# Supplied entries
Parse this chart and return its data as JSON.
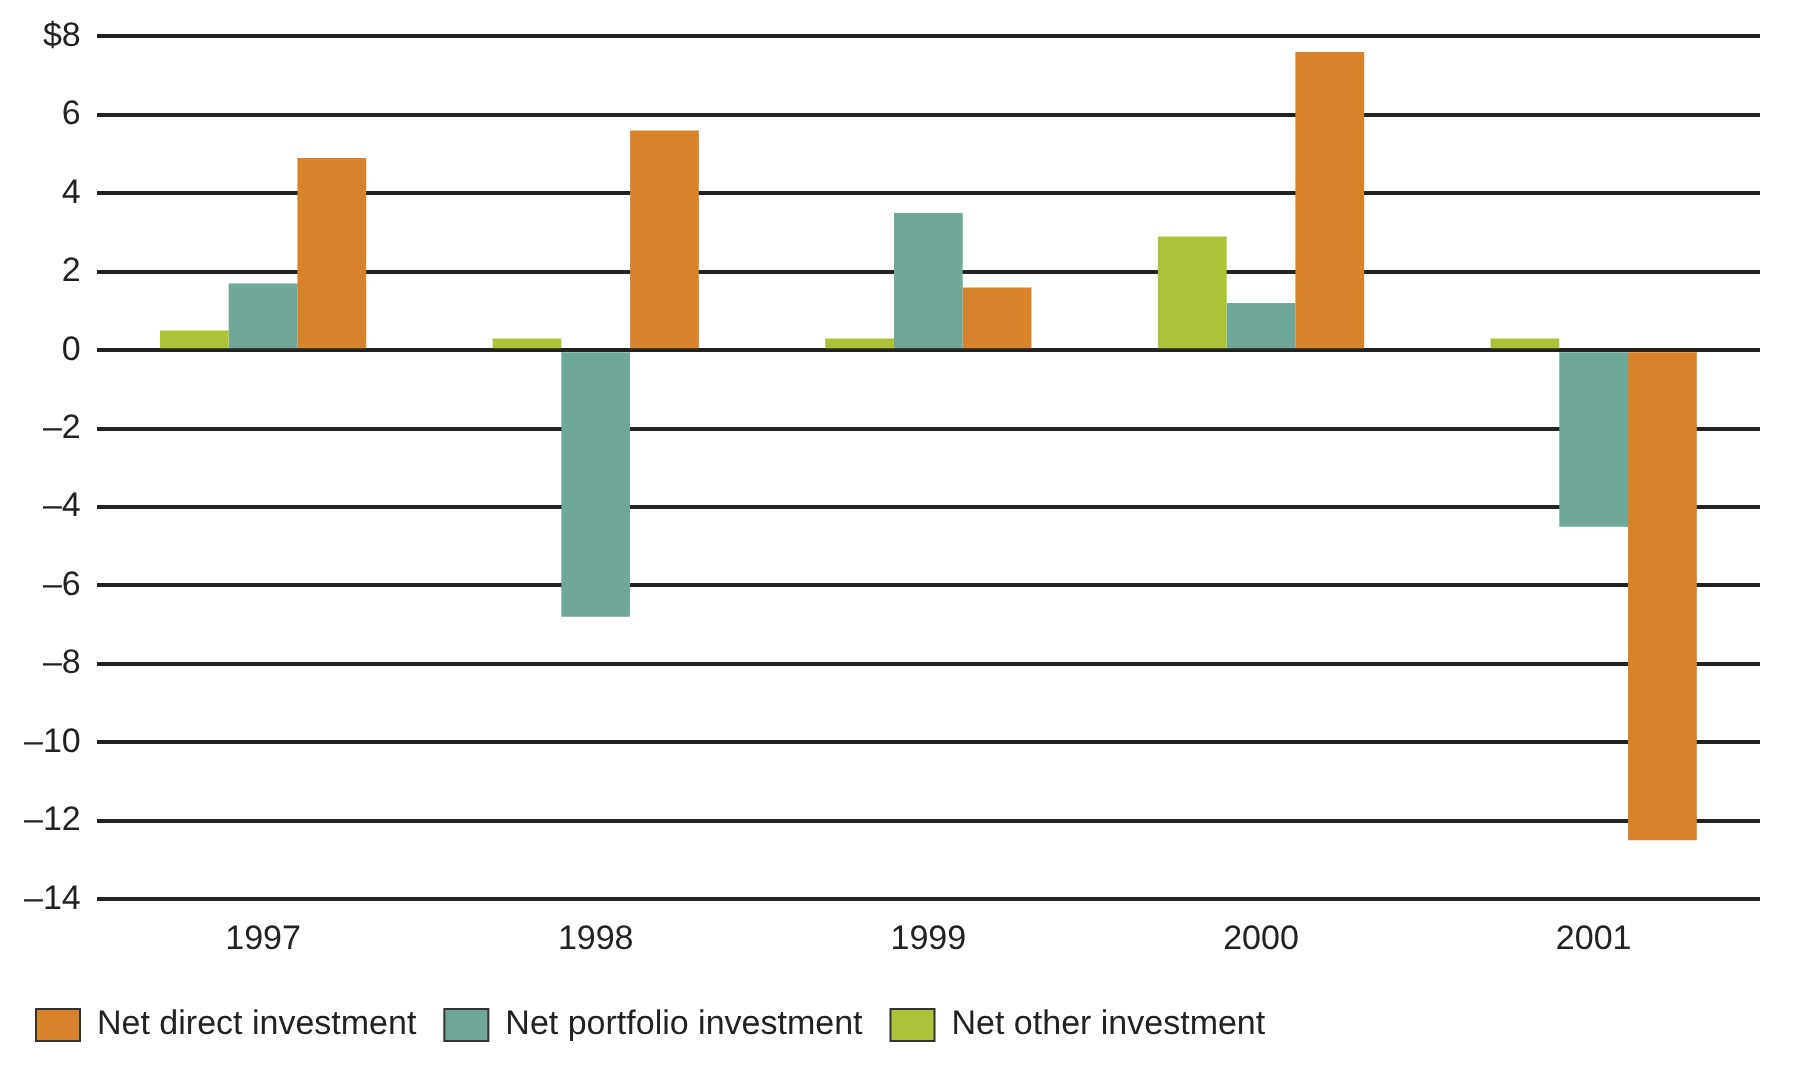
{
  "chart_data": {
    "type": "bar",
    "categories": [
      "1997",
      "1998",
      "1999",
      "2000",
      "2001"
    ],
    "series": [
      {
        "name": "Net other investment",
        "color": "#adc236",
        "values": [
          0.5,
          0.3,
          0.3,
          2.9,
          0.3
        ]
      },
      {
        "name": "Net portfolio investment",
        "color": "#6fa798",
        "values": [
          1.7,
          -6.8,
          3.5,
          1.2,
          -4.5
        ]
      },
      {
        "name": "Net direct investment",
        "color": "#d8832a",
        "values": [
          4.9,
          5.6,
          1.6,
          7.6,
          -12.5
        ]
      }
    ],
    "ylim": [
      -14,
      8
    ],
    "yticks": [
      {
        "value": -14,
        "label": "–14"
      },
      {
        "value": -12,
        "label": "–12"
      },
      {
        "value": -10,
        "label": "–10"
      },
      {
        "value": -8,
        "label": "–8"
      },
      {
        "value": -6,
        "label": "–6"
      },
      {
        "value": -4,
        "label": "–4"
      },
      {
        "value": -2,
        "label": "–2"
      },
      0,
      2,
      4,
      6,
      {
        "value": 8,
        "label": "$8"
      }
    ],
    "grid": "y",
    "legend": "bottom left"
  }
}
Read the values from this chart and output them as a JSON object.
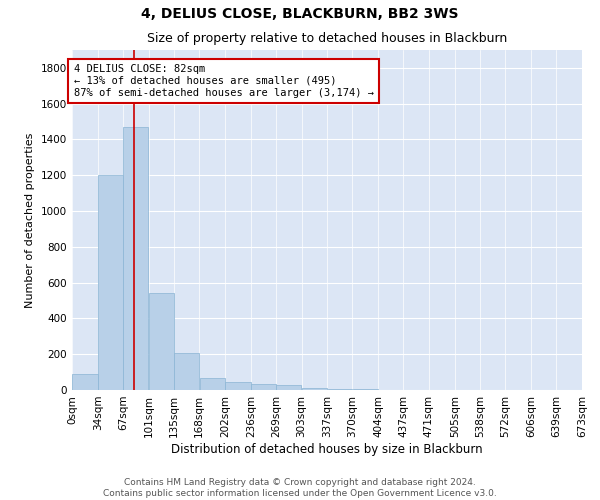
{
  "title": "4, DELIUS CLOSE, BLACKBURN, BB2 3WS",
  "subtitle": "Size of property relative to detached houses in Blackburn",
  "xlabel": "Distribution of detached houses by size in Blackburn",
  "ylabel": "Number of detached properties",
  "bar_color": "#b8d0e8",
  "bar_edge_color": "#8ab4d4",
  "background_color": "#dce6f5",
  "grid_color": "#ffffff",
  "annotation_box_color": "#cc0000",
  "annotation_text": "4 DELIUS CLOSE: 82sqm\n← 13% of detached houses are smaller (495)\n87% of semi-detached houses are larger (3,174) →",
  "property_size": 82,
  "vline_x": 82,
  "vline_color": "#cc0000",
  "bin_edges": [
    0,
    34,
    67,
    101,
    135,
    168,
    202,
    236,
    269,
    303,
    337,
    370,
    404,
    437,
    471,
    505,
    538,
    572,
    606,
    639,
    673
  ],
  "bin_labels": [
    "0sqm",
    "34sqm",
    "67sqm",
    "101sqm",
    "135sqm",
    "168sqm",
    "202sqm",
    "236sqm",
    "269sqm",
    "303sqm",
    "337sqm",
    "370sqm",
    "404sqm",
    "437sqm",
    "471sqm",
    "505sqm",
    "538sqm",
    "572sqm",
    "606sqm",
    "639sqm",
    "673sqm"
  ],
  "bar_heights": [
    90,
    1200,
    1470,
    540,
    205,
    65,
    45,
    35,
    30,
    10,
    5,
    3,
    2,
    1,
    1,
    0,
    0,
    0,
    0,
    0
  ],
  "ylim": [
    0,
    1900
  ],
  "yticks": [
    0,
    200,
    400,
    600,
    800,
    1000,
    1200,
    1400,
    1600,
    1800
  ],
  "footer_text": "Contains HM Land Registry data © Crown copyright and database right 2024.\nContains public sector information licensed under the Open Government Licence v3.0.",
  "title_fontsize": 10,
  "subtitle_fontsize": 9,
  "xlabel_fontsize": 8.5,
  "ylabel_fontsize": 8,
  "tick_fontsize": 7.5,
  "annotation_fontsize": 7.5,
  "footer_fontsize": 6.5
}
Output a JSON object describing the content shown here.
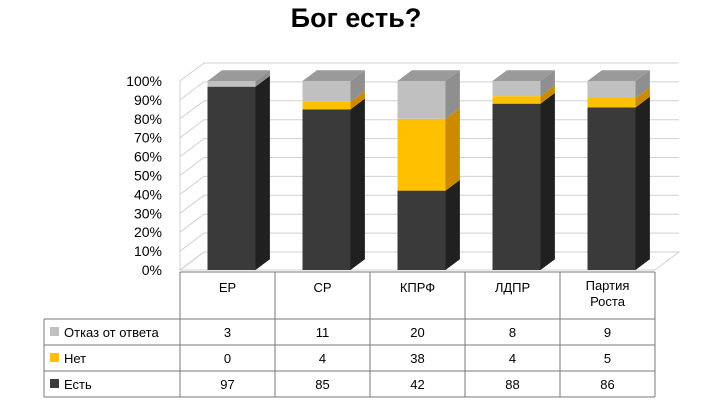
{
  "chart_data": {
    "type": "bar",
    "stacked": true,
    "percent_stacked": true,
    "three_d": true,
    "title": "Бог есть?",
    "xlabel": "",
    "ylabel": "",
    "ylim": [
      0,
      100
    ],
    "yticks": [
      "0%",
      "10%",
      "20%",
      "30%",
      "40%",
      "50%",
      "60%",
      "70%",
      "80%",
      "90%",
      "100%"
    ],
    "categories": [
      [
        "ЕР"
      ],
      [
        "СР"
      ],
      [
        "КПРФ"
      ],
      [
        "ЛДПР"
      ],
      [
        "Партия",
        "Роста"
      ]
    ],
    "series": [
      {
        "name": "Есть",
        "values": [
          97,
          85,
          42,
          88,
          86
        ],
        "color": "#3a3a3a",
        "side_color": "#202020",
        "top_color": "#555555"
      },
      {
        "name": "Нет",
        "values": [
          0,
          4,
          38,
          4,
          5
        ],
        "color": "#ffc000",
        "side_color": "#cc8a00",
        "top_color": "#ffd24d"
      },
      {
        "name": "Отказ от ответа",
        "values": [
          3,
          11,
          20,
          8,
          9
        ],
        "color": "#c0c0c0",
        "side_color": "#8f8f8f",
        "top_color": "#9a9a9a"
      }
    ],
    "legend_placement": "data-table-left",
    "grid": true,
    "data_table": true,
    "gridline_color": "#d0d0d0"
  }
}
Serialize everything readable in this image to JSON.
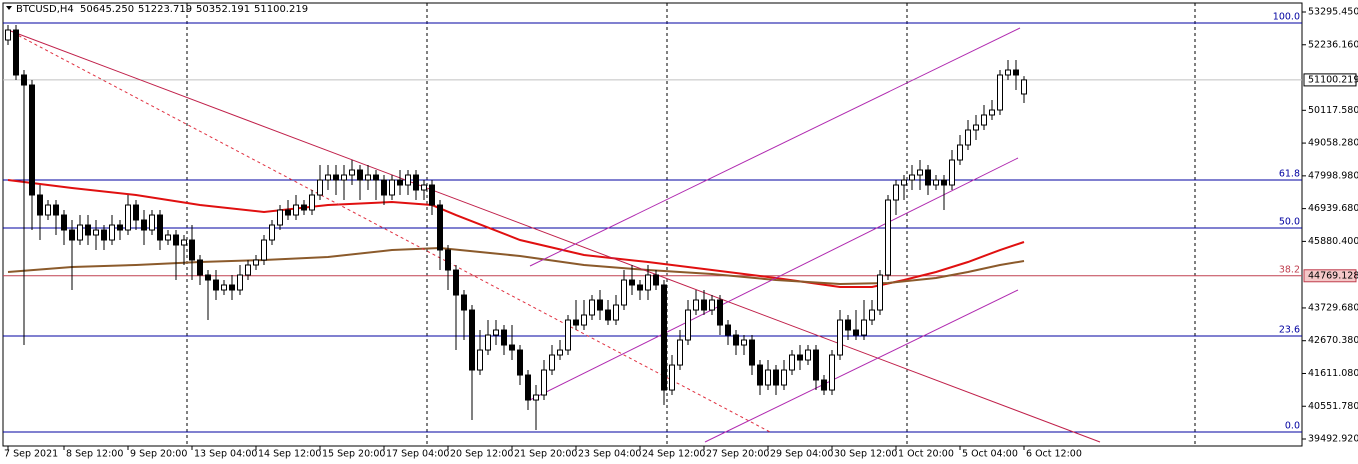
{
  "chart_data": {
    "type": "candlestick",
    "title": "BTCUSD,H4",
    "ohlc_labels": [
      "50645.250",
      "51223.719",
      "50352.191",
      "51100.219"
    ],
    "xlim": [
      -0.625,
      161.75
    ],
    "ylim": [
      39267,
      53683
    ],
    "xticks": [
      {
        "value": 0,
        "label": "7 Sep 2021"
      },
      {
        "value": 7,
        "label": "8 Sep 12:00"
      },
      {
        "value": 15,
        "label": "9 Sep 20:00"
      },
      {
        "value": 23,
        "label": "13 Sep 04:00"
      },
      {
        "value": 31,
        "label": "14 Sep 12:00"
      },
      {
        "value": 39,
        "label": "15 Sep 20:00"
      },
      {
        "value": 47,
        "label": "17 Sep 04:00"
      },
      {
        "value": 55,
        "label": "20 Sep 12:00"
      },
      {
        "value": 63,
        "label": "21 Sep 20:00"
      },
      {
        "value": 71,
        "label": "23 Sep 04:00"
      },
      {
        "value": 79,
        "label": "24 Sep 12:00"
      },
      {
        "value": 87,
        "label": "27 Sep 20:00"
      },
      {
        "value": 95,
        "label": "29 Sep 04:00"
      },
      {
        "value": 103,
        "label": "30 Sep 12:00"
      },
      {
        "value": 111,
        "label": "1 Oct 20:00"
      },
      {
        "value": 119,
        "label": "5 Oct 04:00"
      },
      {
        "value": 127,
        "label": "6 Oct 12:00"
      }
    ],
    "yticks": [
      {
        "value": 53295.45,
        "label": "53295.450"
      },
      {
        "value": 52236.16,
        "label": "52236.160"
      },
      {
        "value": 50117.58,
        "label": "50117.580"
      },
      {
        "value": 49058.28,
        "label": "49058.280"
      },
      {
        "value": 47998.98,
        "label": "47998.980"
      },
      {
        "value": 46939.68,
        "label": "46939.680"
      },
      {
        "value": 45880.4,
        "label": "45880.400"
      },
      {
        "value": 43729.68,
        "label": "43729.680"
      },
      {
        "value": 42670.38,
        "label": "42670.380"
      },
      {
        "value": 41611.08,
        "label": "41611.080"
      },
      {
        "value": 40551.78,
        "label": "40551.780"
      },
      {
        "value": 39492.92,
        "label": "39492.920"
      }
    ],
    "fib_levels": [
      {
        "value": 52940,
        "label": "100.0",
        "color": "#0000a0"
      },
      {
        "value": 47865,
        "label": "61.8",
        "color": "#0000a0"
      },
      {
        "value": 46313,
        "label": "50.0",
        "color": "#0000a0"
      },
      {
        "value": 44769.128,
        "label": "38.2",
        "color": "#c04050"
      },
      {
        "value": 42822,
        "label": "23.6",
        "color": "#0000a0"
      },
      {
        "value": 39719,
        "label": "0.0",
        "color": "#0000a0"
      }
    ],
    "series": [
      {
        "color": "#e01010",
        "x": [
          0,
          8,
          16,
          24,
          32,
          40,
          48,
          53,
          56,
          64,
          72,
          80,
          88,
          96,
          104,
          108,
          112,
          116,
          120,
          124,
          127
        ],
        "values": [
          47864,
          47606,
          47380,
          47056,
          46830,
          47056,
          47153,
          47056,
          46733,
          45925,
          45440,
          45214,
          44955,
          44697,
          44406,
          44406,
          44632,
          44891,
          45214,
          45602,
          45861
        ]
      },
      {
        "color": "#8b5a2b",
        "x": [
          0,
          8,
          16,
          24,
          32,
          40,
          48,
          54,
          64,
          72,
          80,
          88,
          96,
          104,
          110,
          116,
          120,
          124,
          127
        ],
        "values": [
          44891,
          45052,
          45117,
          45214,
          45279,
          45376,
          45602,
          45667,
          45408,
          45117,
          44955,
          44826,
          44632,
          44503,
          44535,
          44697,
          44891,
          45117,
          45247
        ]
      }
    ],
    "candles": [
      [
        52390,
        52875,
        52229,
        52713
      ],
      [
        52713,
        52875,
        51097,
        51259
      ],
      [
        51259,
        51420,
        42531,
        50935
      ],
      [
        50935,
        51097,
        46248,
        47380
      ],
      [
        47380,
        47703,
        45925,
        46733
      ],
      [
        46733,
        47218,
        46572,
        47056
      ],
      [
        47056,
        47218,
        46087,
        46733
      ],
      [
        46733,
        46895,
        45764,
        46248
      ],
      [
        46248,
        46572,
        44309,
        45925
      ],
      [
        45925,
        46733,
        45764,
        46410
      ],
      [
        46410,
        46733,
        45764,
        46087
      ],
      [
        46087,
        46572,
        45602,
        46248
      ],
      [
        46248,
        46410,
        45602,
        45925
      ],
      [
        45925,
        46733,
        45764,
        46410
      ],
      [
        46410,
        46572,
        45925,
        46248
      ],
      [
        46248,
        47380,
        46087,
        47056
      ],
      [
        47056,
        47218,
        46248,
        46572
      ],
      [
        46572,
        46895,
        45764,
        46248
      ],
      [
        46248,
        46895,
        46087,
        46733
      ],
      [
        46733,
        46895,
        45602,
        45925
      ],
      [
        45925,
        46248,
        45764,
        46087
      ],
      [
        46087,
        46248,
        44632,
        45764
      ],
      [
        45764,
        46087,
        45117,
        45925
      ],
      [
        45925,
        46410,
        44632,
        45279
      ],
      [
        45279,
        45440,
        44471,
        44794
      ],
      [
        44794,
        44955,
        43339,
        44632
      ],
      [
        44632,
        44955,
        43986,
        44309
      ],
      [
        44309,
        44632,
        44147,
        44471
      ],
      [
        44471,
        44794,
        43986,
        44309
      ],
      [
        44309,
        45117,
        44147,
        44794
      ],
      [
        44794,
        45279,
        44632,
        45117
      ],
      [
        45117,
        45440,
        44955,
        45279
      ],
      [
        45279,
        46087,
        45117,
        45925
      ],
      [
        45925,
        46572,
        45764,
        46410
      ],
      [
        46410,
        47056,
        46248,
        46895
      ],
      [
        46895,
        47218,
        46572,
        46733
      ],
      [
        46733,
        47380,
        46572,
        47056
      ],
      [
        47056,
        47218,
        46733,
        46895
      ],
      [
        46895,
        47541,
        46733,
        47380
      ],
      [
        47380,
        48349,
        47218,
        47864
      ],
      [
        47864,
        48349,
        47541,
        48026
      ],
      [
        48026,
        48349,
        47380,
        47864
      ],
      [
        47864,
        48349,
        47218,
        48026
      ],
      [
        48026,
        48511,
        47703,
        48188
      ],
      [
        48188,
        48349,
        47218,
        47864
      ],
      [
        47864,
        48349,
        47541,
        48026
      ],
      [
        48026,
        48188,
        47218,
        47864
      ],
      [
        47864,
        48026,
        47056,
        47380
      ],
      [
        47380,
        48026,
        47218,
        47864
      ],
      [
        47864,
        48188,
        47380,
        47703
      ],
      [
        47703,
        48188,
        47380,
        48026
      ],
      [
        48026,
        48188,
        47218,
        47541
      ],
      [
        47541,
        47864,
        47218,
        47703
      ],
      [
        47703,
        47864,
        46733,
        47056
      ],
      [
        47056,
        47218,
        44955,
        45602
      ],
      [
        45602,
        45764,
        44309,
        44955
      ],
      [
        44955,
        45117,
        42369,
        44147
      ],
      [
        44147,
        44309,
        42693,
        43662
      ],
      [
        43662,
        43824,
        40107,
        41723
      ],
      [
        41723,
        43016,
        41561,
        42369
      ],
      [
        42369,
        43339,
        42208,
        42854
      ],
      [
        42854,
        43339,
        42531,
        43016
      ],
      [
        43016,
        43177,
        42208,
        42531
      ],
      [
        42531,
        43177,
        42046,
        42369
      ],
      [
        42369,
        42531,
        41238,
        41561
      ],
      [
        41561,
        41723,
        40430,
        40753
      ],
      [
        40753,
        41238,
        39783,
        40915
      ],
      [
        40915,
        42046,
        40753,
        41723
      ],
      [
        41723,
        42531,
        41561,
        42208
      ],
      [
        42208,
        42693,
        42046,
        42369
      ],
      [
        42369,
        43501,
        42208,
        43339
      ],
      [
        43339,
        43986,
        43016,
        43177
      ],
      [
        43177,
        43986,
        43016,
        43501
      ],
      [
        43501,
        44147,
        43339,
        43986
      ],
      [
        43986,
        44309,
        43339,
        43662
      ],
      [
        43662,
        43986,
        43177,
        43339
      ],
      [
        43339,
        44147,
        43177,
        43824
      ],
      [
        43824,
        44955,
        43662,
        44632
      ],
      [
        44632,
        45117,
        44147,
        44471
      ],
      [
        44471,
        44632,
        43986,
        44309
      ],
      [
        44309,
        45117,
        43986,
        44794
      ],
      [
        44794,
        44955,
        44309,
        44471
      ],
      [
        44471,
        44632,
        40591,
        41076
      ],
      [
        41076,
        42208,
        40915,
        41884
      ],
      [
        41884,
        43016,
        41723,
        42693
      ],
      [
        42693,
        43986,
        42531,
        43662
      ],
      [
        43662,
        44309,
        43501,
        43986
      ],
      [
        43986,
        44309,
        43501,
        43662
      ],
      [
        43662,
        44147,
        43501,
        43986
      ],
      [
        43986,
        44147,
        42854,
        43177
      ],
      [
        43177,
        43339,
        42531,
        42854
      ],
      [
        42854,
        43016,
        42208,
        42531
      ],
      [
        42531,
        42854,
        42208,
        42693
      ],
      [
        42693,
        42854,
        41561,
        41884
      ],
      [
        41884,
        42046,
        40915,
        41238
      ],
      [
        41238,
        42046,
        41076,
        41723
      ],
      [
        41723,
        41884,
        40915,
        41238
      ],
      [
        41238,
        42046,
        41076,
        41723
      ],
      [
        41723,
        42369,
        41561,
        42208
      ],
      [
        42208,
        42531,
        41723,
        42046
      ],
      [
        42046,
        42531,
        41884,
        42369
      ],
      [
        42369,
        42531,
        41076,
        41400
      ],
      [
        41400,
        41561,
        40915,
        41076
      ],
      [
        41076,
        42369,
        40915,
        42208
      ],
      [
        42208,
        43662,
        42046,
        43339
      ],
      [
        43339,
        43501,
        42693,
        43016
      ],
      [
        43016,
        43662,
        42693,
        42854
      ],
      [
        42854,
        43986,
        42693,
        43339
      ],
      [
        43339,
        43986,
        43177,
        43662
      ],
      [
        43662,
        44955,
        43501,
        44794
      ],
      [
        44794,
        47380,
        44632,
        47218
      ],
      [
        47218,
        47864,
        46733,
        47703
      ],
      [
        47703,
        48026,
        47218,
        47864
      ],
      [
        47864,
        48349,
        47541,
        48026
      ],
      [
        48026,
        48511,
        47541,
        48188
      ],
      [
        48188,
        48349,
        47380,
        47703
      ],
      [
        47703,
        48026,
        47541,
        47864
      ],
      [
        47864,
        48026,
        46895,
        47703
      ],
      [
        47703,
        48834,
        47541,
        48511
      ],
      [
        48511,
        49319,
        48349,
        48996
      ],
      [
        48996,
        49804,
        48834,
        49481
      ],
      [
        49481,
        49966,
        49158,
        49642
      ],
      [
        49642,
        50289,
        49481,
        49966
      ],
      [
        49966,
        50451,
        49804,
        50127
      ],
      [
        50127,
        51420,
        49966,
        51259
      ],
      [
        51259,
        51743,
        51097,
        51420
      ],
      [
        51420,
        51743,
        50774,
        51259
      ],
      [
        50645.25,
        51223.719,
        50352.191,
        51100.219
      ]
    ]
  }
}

# Aim
In the listing above, how many lines include the word "object"? Answer with the number and nothing more.

# Full solution
2